VORLIEGENDER TEXT
---
Darauf folgt eine interessante Entdeckungsreise mit der Hilfe
des Internets (“Kreuz und quer durch Bayern“). Die Aufgabe der SchülerInnen
ist, möglichst viele von den größten bayerischen Städten in der unten angegebenen
Reihenfolge zu “besuchen“, ihre Kennzeichen und Bedeutung zu bestimmen
und eventuelle ungarische Bezüge zu sammeln.
-
München (Zentrum, Isar, mittelalterliche
Altstadt, Frauenkirche, Residenz, Kunst, Viktualienmarkt, Theresienwiese,
Olympiapark, Zeitungen, Verlage, Universität, Forschung, Bavaria Filmstudio,
Karl Valentin – Mihály Munkácsy, ungarische Künstler und Wissenschaftler,
Juden usw.)
-
Nürnberg (Reichsstadt, Burg,
Meistersinger, Reichsparteitage, Nürnberger Prozesse, Zentrum der Kunst
und Wissenschaften, Nürnberger Ei, Christkindlmarkt – Albrecht Dürer, Willibald
Pirkheimer, Bürgermeister von Buda usw.)
-
Augsburg (Freie Reichsstadt, Rathaus,
Fuggerei, Schwaben, Hans Holbein, MAN-Werke, Bert Brecht – Ungarnschlacht
auf dem Lechfeld, Dominikaner usw.)
-
Regensburg (erste Hauptstadt Bayerns,
Ewiger Reichstag, Alte Kapelle, Domviertel, Bischofshof, Kepler-Haus, Strudelrundfahrt
– Karmeliten, der Regenspurgischer Herold, Christian Hoburg usw.)
---
EXTRAHIERTE DATEN
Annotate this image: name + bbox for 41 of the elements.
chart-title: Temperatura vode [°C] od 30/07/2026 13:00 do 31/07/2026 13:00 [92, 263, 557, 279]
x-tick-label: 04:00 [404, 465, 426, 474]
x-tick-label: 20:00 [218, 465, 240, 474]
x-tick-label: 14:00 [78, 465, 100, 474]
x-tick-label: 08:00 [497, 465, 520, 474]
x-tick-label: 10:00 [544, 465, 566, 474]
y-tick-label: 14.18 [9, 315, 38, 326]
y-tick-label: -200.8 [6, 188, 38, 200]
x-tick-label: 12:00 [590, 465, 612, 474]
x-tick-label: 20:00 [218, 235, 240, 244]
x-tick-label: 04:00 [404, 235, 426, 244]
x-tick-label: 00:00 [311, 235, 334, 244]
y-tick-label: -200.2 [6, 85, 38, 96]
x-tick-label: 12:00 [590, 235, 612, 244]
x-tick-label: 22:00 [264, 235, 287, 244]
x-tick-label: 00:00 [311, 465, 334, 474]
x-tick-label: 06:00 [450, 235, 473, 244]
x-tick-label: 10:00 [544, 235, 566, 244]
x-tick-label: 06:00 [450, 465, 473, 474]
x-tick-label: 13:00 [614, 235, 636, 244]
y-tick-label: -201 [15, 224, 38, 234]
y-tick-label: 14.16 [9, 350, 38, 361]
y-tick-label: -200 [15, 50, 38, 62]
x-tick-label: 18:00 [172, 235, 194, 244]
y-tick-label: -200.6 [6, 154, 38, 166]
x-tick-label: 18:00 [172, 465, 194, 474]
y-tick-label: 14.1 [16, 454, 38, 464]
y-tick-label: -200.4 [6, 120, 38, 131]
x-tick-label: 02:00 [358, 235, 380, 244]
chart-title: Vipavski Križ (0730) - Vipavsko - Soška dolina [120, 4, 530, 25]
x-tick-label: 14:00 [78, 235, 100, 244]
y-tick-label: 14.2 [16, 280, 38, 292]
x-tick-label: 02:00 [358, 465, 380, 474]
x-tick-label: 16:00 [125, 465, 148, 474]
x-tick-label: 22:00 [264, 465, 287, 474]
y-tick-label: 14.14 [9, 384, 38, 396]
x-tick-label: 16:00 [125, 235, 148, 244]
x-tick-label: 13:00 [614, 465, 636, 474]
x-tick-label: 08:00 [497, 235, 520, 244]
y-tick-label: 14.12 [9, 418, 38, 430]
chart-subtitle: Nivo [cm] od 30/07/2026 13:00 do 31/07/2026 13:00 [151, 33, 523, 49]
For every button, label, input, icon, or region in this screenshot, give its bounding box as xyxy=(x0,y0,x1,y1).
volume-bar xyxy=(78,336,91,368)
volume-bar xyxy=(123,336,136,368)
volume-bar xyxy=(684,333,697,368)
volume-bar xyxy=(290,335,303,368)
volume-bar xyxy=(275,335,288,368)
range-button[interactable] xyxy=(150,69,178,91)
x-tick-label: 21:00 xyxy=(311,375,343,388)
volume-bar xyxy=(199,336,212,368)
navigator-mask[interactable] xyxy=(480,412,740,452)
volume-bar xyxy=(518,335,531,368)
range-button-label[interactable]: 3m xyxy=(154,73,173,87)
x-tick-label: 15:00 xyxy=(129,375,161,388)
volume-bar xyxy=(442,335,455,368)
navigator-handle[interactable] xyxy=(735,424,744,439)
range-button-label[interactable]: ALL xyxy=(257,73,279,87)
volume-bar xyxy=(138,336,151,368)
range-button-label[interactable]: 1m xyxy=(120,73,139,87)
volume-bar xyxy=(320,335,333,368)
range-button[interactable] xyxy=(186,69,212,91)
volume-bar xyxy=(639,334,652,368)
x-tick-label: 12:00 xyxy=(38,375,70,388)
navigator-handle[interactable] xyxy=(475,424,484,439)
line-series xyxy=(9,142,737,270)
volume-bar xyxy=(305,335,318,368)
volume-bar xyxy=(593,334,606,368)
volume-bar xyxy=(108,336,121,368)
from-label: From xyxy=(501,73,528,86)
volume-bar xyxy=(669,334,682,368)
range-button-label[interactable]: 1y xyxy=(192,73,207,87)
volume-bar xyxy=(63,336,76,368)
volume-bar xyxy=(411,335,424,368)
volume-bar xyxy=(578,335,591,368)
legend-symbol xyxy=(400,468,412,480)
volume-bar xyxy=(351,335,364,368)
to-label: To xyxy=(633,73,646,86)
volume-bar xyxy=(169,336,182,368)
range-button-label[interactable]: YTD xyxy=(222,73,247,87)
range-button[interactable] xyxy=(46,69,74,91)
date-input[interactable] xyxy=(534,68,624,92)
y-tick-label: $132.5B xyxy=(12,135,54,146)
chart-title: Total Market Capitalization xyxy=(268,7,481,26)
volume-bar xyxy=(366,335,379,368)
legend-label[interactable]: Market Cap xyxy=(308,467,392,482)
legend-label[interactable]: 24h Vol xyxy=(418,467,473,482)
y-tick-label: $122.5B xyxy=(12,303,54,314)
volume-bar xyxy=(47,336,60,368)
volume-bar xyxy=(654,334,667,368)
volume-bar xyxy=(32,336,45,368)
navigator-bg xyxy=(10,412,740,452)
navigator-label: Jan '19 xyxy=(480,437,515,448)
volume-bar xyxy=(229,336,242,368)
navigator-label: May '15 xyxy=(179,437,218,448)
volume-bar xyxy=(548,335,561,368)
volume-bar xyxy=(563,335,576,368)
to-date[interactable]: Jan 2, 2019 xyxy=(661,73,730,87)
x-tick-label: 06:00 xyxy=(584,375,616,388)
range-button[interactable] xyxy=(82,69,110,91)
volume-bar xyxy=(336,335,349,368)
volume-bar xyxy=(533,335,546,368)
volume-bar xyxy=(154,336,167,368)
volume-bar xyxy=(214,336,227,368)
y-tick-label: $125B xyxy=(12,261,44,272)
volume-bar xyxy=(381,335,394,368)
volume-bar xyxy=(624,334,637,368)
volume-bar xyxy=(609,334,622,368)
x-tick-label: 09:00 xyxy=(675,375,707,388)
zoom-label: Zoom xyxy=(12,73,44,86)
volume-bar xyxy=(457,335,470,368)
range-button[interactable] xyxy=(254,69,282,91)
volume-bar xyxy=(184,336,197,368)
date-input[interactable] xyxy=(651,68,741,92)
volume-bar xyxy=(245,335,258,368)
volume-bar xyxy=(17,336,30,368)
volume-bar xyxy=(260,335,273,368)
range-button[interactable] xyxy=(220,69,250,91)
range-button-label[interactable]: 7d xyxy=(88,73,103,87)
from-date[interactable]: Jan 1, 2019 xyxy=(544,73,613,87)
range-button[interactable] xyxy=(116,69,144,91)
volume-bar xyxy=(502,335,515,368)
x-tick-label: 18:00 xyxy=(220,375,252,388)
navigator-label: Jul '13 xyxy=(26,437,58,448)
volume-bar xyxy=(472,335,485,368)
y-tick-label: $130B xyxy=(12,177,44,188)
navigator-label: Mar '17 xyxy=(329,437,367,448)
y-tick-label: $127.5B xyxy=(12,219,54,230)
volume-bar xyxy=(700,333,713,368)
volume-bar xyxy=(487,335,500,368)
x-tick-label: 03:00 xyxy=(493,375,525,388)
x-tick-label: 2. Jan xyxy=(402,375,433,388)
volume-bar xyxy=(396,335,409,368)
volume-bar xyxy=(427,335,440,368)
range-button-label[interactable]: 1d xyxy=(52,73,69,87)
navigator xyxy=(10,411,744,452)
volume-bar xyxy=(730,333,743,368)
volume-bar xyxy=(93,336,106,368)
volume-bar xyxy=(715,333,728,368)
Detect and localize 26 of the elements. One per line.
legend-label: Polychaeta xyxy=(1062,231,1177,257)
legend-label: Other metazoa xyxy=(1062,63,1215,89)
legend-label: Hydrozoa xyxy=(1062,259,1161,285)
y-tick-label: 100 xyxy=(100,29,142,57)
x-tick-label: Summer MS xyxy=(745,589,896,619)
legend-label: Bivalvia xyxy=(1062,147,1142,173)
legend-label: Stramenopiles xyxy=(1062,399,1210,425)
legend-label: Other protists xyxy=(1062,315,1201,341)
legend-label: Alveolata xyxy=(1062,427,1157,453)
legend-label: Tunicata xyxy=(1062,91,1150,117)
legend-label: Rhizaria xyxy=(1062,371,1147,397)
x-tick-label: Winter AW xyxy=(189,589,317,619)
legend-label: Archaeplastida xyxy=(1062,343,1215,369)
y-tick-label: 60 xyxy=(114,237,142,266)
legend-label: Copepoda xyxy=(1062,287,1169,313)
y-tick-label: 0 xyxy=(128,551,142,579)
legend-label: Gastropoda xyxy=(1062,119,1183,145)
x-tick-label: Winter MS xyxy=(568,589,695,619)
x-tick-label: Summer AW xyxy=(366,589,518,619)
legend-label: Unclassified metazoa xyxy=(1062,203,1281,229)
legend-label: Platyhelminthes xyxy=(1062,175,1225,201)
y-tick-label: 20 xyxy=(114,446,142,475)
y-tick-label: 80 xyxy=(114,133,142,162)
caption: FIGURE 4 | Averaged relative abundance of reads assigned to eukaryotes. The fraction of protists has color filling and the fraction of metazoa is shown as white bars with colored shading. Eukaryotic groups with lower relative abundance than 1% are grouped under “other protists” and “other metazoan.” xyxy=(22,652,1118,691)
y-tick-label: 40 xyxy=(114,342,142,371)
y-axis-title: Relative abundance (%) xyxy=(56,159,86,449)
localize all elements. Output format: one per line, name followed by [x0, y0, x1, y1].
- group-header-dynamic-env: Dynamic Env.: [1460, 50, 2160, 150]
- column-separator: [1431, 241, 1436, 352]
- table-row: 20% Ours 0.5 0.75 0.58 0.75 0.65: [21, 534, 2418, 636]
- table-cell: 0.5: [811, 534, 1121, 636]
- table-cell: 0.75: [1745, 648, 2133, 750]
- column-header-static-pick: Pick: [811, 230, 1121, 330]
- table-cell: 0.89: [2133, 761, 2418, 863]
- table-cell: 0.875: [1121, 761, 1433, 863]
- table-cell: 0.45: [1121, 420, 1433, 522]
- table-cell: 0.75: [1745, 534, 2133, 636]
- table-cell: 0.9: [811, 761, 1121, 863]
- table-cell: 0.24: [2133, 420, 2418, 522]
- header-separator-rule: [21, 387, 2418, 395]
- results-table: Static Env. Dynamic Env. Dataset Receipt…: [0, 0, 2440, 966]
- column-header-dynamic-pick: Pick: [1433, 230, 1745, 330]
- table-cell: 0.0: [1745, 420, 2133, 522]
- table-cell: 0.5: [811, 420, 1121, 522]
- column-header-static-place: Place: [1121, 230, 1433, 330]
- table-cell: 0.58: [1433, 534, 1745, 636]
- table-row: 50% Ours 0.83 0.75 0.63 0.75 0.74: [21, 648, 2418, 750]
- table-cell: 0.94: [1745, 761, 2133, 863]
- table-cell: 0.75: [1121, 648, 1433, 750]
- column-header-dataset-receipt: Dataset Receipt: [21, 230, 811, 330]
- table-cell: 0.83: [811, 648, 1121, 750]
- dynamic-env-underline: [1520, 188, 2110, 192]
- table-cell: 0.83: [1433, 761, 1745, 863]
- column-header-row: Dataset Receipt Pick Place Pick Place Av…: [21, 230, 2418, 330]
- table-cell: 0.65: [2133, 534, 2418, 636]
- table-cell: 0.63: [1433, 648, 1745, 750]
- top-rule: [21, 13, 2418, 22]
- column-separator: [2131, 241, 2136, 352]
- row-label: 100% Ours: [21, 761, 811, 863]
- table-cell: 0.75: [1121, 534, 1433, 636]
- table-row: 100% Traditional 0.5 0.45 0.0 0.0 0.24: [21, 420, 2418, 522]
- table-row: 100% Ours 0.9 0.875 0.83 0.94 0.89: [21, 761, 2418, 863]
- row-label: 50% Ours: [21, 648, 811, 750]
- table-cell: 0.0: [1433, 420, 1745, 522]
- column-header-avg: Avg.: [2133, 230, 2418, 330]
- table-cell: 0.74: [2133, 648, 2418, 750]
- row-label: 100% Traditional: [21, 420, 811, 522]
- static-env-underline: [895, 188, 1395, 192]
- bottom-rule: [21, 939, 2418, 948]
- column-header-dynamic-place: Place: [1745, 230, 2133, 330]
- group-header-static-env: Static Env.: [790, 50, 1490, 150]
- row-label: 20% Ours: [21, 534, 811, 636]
---
AUFGABENSTELLUNG
Welche Stadt wird im vorliegenden Text als erste Hauptstadt Bayerns bezeichnet?

ANTWORTFELD
Regensburg